**TASK DETAILS:**
Write out the data below exactly as given, without any of its pictures.

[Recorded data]
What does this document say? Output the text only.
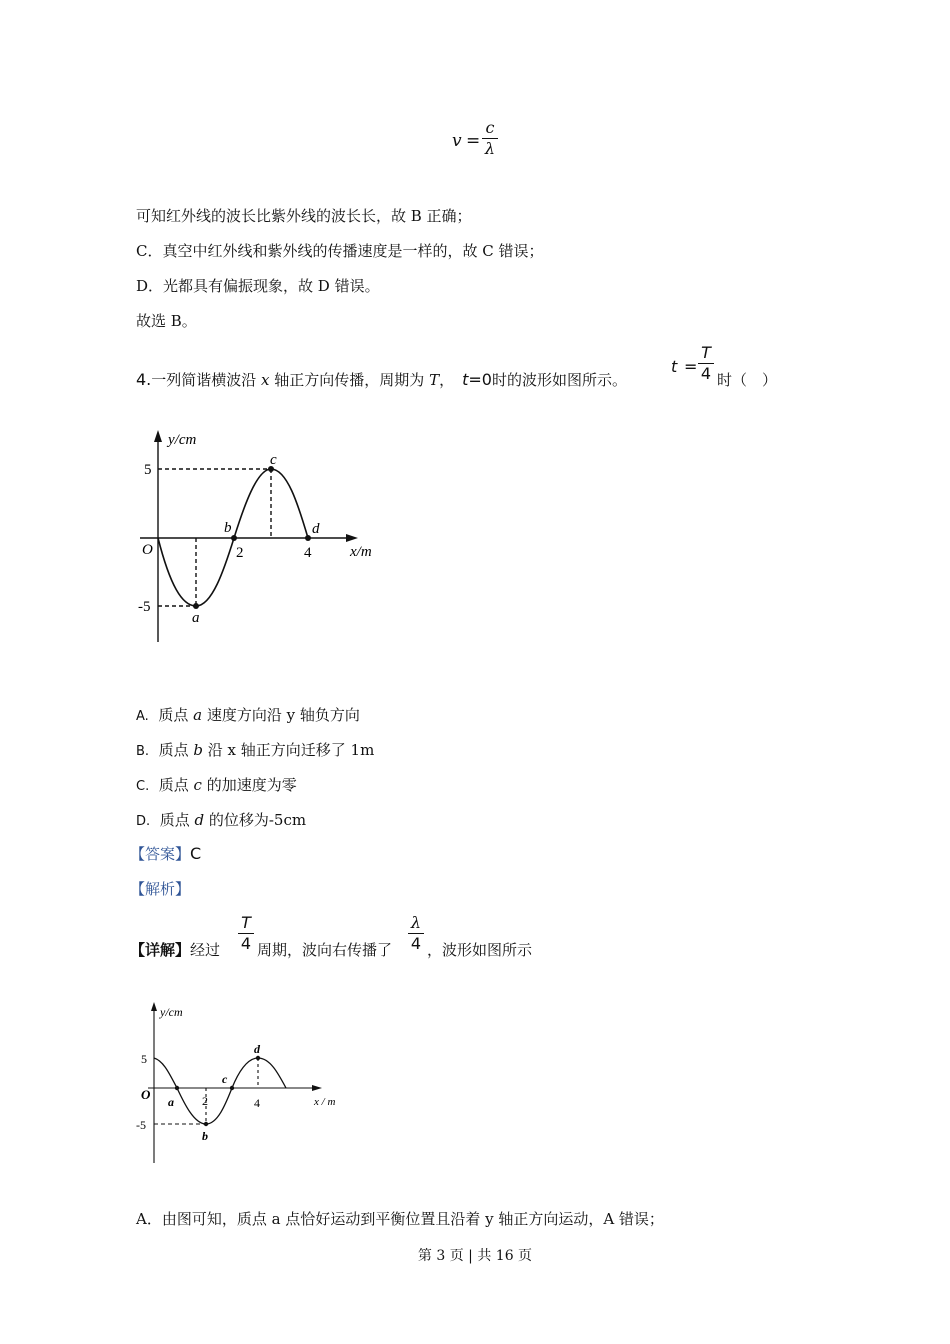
v =
c
λ
可知红外线的波长比紫外线的波长长，故 B 正确；
C．真空中红外线和紫外线的传播速度是一样的，故 C 错误；
D．光都具有偏振现象，故 D 错误。
故选 B。
4.一列简谐横波沿 x 轴正方向传播，周期为 T， t=0时的波形如图所示。
t =
T
4 时（　）
y/cm
x/m
O
5
-5
2	4
a
b
c
d
A. 质点 a 速度方向沿 y 轴负方向
B. 质点 b 沿 x 轴正方向迁移了 1m
C. 质点 c 的加速度为零
D. 质点 d 的位移为-5cm
【答案】C
【解析】
【详解】经过
T
4 周期，波向右传播了
λ
4 ，波形如图所示
y/cm
x / m
O
5
-5
2	4
a
b
c
d
A．由图可知，质点 a 点恰好运动到平衡位置且沿着 y 轴正方向运动，A 错误；
第 3 页 | 共 16 页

**FULL RESPONSE:**
What does this document say? Output the text only.
v =
c
λ
可知红外线的波长比紫外线的波长长，故 B 正确；
C．真空中红外线和紫外线的传播速度是一样的，故 C 错误；
D．光都具有偏振现象，故 D 错误。
故选 B。
4.一列简谐横波沿 x 轴正方向传播，周期为 T， t=0时的波形如图所示。
t =
T
4 时（　）
y/cm
x/m
O
5
-5
2	4
a
b
c
d
A. 质点 a 速度方向沿 y 轴负方向
B. 质点 b 沿 x 轴正方向迁移了 1m
C. 质点 c 的加速度为零
D. 质点 d 的位移为-5cm
【答案】C
【解析】
【详解】经过
T
4 周期，波向右传播了
λ
4 ，波形如图所示
y/cm
x / m
O
5
-5
2	4
a
b
c
d
A．由图可知，质点 a 点恰好运动到平衡位置且沿着 y 轴正方向运动，A 错误；
第 3 页 | 共 16 页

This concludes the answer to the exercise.